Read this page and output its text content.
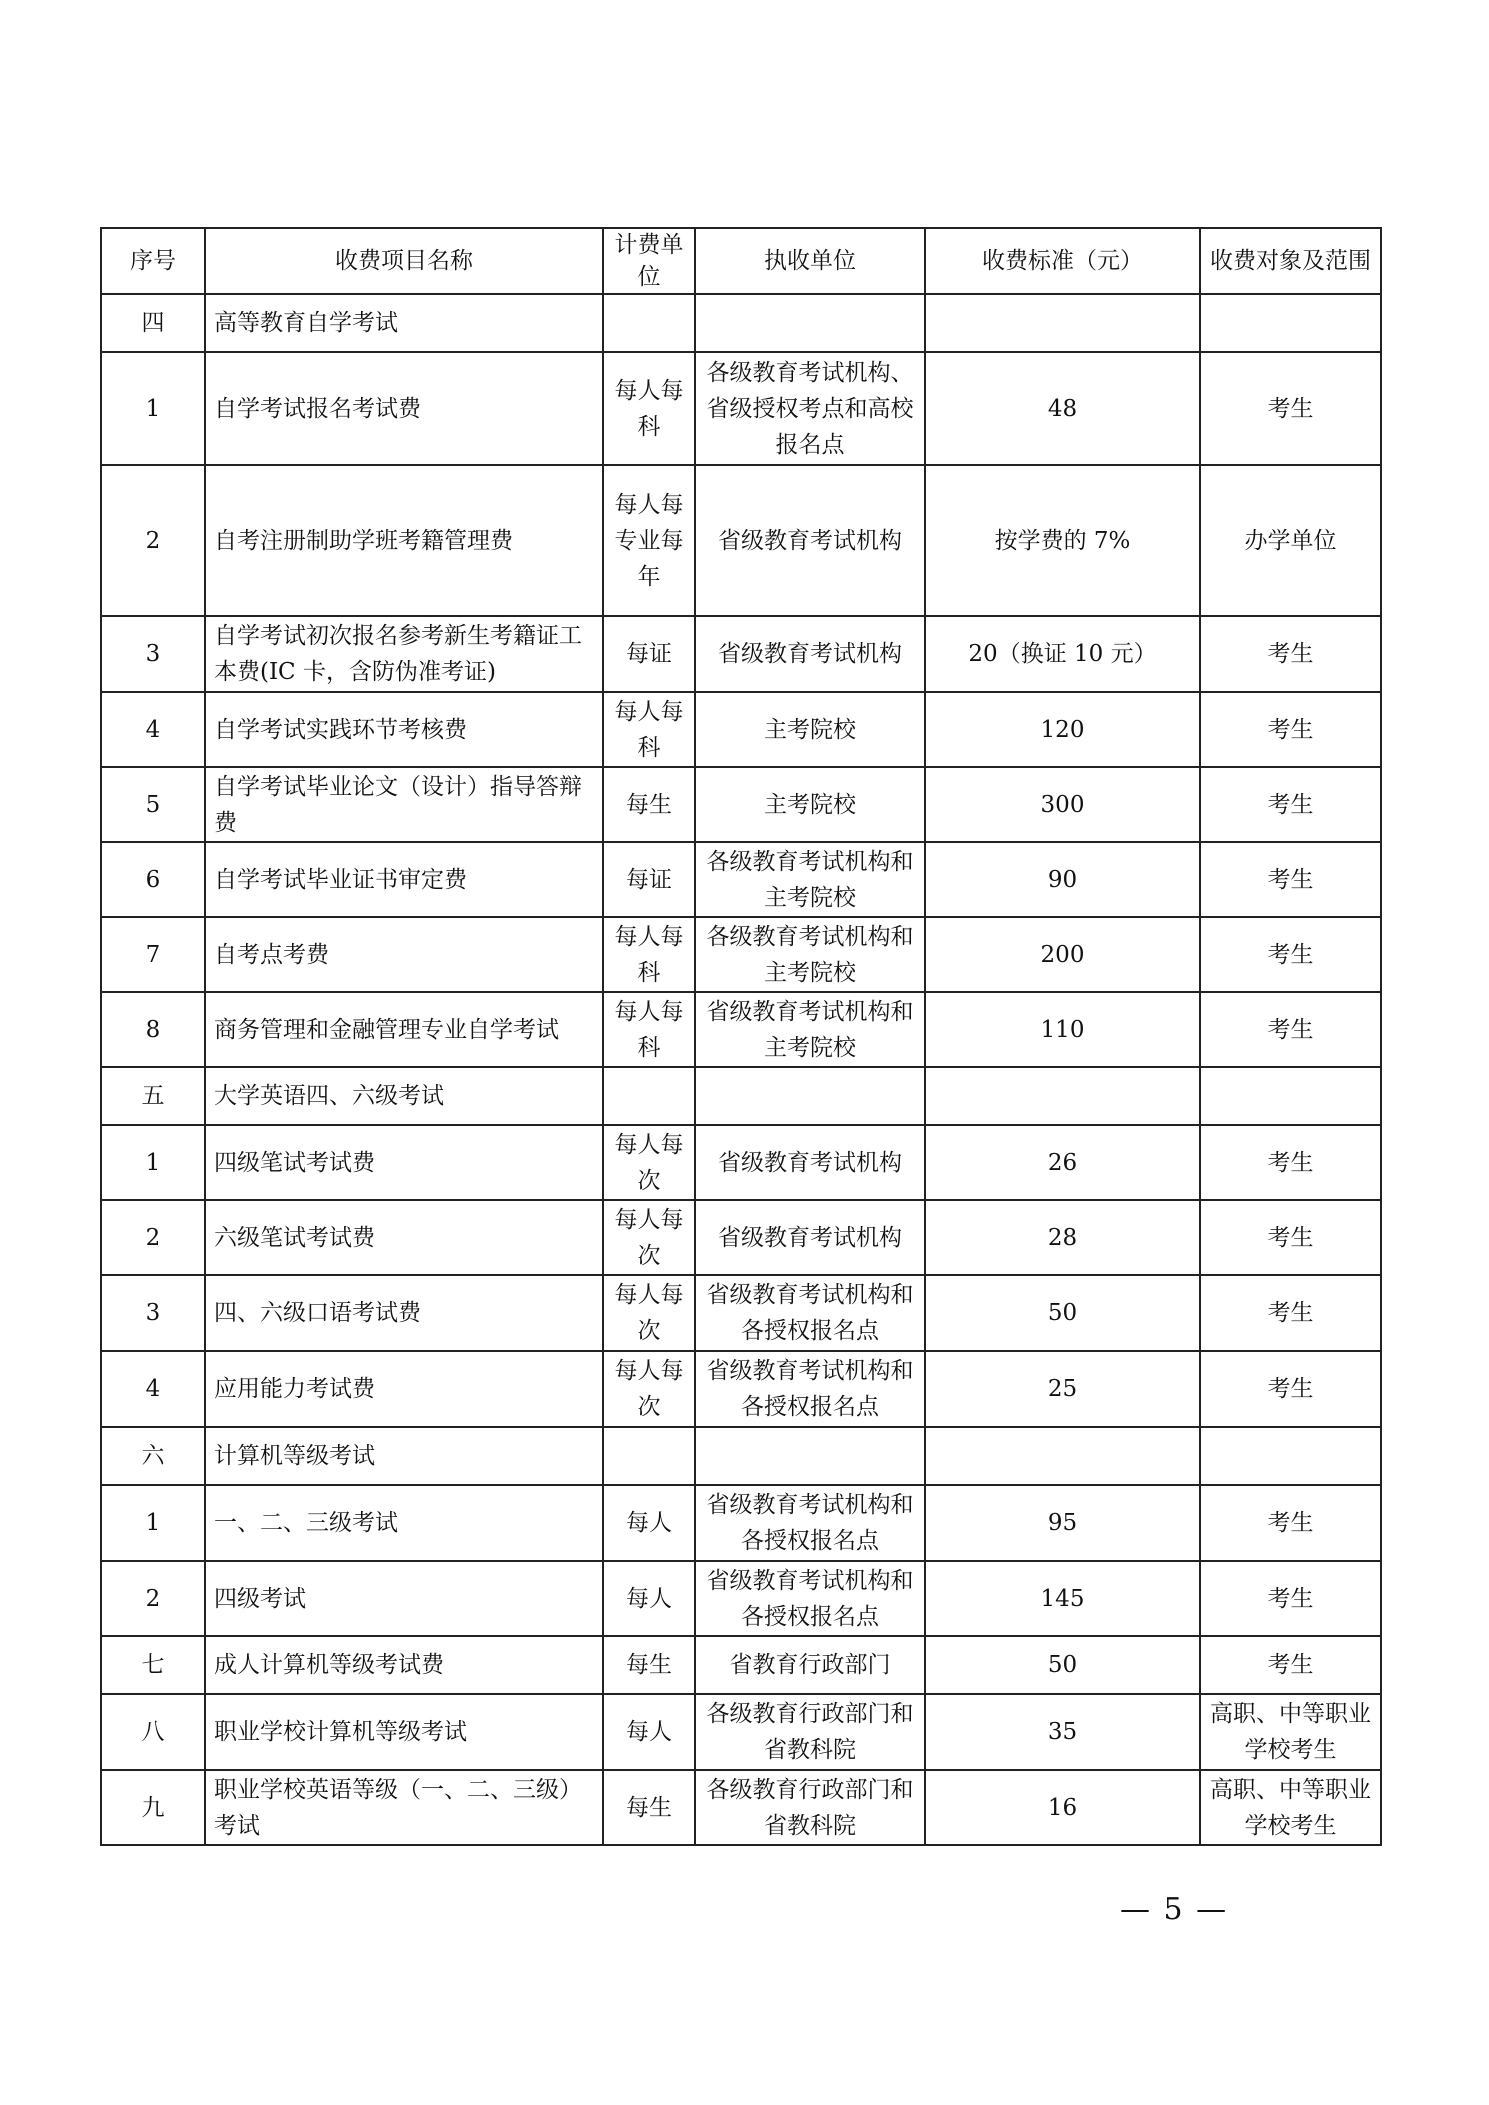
序号	收费项目名称	计费单位	执收单位	收费标准（元）	收费对象及范围
四	高等教育自学考试				
1	自学考试报名考试费	每人每科	各级教育考试机构、省级授权考点和高校报名点	48	考生
2	自考注册制助学班考籍管理费	每人每专业每年	省级教育考试机构	按学费的 7%	办学单位
3	自学考试初次报名参考新生考籍证工本费(IC 卡，含防伪准考证)	每证	省级教育考试机构	20（换证 10 元）	考生
4	自学考试实践环节考核费	每人每科	主考院校	120	考生
5	自学考试毕业论文（设计）指导答辩费	每生	主考院校	300	考生
6	自学考试毕业证书审定费	每证	各级教育考试机构和主考院校	90	考生
7	自考点考费	每人每科	各级教育考试机构和主考院校	200	考生
8	商务管理和金融管理专业自学考试	每人每科	省级教育考试机构和主考院校	110	考生
五	大学英语四、六级考试				
1	四级笔试考试费	每人每次	省级教育考试机构	26	考生
2	六级笔试考试费	每人每次	省级教育考试机构	28	考生
3	四、六级口语考试费	每人每次	省级教育考试机构和各授权报名点	50	考生
4	应用能力考试费	每人每次	省级教育考试机构和各授权报名点	25	考生
六	计算机等级考试				
1	一、二、三级考试	每人	省级教育考试机构和各授权报名点	95	考生
2	四级考试	每人	省级教育考试机构和各授权报名点	145	考生
七	成人计算机等级考试费	每生	省教育行政部门	50	考生
八	职业学校计算机等级考试	每人	各级教育行政部门和省教科院	35	高职、中等职业学校考生
九	职业学校英语等级（一、二、三级）考试	每生	各级教育行政部门和省教科院	16	高职、中等职业学校考生
— 5 —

● Directions for this task:
Extract all the data above exactly, excluding every picture.

● Full output:
Read this page and output its text content.
序号	收费项目名称	计费单位	执收单位	收费标准（元）	收费对象及范围
四	高等教育自学考试				
1	自学考试报名考试费	每人每科	各级教育考试机构、省级授权考点和高校报名点	48	考生
2	自考注册制助学班考籍管理费	每人每专业每年	省级教育考试机构	按学费的 7%	办学单位
3	自学考试初次报名参考新生考籍证工本费(IC 卡，含防伪准考证)	每证	省级教育考试机构	20（换证 10 元）	考生
4	自学考试实践环节考核费	每人每科	主考院校	120	考生
5	自学考试毕业论文（设计）指导答辩费	每生	主考院校	300	考生
6	自学考试毕业证书审定费	每证	各级教育考试机构和主考院校	90	考生
7	自考点考费	每人每科	各级教育考试机构和主考院校	200	考生
8	商务管理和金融管理专业自学考试	每人每科	省级教育考试机构和主考院校	110	考生
五	大学英语四、六级考试				
1	四级笔试考试费	每人每次	省级教育考试机构	26	考生
2	六级笔试考试费	每人每次	省级教育考试机构	28	考生
3	四、六级口语考试费	每人每次	省级教育考试机构和各授权报名点	50	考生
4	应用能力考试费	每人每次	省级教育考试机构和各授权报名点	25	考生
六	计算机等级考试				
1	一、二、三级考试	每人	省级教育考试机构和各授权报名点	95	考生
2	四级考试	每人	省级教育考试机构和各授权报名点	145	考生
七	成人计算机等级考试费	每生	省教育行政部门	50	考生
八	职业学校计算机等级考试	每人	各级教育行政部门和省教科院	35	高职、中等职业学校考生
九	职业学校英语等级（一、二、三级）考试	每生	各级教育行政部门和省教科院	16	高职、中等职业学校考生
— 5 —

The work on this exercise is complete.